▶ REQUIRED TASK:
Reproduce the listing below in its entirety. Change nothing.

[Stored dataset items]

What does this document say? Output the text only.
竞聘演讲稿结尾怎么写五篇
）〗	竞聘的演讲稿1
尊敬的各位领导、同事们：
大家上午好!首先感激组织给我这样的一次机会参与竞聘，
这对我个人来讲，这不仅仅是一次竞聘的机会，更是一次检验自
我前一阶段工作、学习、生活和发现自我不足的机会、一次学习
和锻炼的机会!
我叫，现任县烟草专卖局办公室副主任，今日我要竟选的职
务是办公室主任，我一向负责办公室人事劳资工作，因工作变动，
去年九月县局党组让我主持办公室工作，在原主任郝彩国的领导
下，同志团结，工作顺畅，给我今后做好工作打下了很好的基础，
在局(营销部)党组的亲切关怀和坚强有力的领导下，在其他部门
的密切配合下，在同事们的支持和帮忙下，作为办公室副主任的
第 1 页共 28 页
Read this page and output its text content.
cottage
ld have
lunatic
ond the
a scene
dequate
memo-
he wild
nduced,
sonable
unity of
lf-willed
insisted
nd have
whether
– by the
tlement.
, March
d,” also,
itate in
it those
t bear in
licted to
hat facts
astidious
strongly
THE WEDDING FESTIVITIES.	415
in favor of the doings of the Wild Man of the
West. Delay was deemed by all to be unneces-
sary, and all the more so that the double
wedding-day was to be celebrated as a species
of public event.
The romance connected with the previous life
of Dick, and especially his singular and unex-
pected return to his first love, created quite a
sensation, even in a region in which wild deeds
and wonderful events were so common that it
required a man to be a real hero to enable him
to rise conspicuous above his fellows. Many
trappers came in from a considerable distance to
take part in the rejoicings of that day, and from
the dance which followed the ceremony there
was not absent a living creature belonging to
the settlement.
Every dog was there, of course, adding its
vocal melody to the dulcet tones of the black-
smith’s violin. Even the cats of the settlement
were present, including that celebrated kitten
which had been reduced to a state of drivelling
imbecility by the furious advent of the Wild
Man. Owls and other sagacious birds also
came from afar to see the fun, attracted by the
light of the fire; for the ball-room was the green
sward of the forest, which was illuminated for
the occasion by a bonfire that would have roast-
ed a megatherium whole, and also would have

▶ FINISHED ANSWER:
What does this document say? Output the text only.
竞聘演讲稿结尾怎么写五篇
）〗	竞聘的演讲稿1
尊敬的各位领导、同事们：
大家上午好!首先感激组织给我这样的一次机会参与竞聘，
这对我个人来讲，这不仅仅是一次竞聘的机会，更是一次检验自
我前一阶段工作、学习、生活和发现自我不足的机会、一次学习
和锻炼的机会!
我叫，现任县烟草专卖局办公室副主任，今日我要竟选的职
务是办公室主任，我一向负责办公室人事劳资工作，因工作变动，
去年九月县局党组让我主持办公室工作，在原主任郝彩国的领导
下，同志团结，工作顺畅，给我今后做好工作打下了很好的基础，
在局(营销部)党组的亲切关怀和坚强有力的领导下，在其他部门
的密切配合下，在同事们的支持和帮忙下，作为办公室副主任的
第 1 页共 28 页
Read this page and output its text content.
cottage
ld have
lunatic
ond the
a scene
dequate
memo-
he wild
nduced,
sonable
unity of
lf-willed
insisted
nd have
whether
– by the
tlement.
, March
d,” also,
itate in
it those
t bear in
licted to
hat facts
astidious
strongly
THE WEDDING FESTIVITIES.	415
in favor of the doings of the Wild Man of the
West. Delay was deemed by all to be unneces-
sary, and all the more so that the double
wedding-day was to be celebrated as a species
of public event.
The romance connected with the previous life
of Dick, and especially his singular and unex-
pected return to his first love, created quite a
sensation, even in a region in which wild deeds
and wonderful events were so common that it
required a man to be a real hero to enable him
to rise conspicuous above his fellows. Many
trappers came in from a considerable distance to
take part in the rejoicings of that day, and from
the dance which followed the ceremony there
was not absent a living creature belonging to
the settlement.
Every dog was there, of course, adding its
vocal melody to the dulcet tones of the black-
smith’s violin. Even the cats of the settlement
were present, including that celebrated kitten
which had been reduced to a state of drivelling
imbecility by the furious advent of the Wild
Man. Owls and other sagacious birds also
came from afar to see the fun, attracted by the
light of the fire; for the ball-room was the green
sward of the forest, which was illuminated for
the occasion by a bonfire that would have roast-
ed a megatherium whole, and also would have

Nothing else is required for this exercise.